→ **Items**:

+ + + +

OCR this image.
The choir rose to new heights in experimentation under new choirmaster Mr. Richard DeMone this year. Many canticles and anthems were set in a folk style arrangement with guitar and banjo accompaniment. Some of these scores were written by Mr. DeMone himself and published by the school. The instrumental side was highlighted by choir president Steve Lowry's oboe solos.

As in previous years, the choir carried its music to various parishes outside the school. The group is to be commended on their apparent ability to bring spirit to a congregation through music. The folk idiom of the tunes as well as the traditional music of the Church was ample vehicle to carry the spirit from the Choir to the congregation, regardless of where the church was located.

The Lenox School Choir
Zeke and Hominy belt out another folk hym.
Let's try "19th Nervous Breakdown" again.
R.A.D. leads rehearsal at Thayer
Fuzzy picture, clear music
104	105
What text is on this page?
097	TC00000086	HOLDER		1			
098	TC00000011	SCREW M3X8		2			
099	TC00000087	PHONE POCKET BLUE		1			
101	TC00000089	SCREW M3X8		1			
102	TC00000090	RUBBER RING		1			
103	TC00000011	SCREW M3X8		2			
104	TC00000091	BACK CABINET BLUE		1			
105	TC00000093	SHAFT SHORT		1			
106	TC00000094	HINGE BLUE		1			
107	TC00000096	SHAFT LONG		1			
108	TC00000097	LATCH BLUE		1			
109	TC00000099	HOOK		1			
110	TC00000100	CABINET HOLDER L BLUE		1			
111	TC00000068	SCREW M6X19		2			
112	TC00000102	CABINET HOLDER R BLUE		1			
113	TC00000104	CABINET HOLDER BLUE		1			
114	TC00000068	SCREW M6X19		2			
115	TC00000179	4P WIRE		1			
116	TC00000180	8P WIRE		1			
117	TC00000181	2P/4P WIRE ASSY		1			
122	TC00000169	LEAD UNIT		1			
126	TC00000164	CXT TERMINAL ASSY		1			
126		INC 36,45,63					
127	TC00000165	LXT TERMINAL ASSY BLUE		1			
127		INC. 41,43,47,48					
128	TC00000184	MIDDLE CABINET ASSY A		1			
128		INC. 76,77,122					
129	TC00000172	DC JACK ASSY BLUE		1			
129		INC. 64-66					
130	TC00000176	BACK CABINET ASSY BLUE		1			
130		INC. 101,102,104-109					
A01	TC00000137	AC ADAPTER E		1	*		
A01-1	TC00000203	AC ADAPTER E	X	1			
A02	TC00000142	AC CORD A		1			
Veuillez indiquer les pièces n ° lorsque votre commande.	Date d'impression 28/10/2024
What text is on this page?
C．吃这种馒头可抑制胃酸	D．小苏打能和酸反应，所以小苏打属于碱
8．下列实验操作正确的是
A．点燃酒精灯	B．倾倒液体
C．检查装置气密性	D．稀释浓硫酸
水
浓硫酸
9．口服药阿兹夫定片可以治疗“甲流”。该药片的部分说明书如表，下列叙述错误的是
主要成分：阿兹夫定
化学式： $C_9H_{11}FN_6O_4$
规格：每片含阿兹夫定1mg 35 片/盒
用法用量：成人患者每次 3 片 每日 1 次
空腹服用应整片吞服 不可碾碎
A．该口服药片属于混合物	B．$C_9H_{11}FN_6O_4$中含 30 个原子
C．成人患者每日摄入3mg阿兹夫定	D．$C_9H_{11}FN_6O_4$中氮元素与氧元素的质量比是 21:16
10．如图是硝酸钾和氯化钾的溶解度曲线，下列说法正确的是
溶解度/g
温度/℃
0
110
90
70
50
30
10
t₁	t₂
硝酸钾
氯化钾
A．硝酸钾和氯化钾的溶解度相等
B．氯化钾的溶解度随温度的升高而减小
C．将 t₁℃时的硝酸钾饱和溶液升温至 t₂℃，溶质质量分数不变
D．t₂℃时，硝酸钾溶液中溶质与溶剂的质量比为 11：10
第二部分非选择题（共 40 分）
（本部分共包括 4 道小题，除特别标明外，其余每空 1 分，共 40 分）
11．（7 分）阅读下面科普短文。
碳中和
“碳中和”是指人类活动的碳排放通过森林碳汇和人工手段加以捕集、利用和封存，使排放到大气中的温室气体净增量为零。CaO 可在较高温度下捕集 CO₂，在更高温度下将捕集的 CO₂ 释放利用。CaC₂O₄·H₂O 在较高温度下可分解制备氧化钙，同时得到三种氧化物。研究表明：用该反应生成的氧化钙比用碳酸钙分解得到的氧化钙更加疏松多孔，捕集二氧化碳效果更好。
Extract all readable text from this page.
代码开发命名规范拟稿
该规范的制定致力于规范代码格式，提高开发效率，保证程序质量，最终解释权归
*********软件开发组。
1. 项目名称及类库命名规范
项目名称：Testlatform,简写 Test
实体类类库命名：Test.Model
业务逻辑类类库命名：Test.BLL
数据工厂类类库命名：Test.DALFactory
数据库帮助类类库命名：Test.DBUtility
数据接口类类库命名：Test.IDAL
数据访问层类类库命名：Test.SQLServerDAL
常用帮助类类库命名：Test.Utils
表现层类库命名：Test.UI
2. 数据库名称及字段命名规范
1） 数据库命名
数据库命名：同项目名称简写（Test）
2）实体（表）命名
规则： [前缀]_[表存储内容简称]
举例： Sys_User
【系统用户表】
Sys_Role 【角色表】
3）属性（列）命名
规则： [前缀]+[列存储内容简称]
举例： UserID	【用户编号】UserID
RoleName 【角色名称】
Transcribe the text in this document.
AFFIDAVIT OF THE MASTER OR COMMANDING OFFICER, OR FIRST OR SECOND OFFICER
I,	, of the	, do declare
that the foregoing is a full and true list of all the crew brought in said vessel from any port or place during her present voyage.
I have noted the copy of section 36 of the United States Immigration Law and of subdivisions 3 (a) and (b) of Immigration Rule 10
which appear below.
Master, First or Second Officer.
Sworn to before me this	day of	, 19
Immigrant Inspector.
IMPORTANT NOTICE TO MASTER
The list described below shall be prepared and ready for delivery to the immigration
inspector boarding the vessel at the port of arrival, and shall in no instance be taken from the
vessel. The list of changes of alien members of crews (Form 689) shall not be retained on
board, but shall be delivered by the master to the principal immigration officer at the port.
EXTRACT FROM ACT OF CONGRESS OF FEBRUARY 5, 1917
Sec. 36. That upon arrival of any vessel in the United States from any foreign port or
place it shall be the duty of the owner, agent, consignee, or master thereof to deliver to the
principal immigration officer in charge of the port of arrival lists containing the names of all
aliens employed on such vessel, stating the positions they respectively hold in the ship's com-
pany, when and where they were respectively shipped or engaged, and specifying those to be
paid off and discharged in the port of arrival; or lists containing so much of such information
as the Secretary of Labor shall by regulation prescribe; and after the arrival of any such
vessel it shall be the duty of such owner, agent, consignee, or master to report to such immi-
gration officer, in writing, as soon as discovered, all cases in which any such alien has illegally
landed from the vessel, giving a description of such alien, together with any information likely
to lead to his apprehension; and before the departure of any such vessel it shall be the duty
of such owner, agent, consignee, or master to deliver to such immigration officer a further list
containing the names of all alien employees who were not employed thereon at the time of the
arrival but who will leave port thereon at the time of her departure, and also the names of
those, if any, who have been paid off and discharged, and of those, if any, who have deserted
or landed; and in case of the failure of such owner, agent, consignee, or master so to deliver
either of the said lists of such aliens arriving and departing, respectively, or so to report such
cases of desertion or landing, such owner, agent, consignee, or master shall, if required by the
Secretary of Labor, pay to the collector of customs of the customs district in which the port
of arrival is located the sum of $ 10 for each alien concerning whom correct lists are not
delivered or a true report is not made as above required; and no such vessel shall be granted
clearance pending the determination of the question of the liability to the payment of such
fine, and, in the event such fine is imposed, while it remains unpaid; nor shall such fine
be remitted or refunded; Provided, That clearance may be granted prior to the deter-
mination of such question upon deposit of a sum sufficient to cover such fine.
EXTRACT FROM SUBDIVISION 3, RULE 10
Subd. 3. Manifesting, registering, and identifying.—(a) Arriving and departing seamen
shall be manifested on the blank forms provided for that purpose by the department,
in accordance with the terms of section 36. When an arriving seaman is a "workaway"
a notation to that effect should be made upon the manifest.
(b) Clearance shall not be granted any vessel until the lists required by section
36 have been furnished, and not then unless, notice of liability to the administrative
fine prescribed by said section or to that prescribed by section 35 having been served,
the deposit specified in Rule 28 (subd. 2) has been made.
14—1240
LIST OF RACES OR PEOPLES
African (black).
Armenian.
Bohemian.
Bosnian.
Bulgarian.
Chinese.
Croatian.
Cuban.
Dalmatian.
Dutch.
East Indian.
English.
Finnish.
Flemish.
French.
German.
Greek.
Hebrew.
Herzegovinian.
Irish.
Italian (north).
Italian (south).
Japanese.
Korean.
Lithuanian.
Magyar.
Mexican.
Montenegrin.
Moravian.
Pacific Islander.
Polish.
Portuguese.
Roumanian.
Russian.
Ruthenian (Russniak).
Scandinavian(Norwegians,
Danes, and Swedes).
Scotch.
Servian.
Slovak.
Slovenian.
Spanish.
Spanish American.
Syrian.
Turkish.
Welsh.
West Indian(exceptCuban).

+ + + +

→ **Task description**:
Show the lines of the data that hold the word "fine".

→ **Task result**:
fine, and, in the event such fine is imposed, while it remains unpaid; nor shall such fine
mination of such question upon deposit of a sum sufficient to cover such fine.
fine prescribed by said section or to that prescribed by section 35 having been served,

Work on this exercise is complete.